Dataset listings of figures:
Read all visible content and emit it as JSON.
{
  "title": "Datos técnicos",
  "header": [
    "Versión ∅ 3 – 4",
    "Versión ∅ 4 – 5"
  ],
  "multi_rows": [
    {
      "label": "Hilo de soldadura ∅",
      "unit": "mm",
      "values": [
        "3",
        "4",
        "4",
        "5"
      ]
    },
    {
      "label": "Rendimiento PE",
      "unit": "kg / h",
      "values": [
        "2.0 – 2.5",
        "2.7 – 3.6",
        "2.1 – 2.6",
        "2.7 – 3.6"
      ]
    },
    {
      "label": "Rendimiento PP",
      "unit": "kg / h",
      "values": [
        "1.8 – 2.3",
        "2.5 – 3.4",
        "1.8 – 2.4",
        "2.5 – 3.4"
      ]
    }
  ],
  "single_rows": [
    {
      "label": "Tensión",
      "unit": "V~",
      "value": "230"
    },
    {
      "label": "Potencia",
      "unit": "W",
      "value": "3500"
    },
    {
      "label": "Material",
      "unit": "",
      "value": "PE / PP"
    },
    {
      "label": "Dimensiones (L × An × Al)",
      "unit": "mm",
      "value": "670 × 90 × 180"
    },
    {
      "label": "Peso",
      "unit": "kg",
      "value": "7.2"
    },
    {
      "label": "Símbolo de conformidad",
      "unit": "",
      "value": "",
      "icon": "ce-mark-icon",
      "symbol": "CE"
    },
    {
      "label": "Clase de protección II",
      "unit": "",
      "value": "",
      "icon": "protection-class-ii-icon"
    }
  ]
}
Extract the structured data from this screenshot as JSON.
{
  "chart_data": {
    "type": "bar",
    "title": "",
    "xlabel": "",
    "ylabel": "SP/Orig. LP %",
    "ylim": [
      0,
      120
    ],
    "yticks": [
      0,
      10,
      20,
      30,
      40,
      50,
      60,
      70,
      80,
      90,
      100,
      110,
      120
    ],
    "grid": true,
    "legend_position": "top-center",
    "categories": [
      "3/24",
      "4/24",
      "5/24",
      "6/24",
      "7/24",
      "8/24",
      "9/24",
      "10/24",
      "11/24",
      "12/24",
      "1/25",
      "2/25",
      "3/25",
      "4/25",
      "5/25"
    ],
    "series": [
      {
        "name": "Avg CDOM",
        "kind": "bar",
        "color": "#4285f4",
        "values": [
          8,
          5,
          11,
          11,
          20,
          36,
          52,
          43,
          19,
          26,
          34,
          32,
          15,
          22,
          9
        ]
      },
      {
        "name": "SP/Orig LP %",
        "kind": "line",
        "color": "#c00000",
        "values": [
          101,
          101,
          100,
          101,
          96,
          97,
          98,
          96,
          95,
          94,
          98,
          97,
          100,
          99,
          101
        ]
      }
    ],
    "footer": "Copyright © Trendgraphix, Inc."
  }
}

#### Work to do:
Among the records above, find each line holding the string "icon" and pull it out.

#### Finished task:
      "icon": "ce-mark-icon",
      "icon": "protection-class-ii-icon"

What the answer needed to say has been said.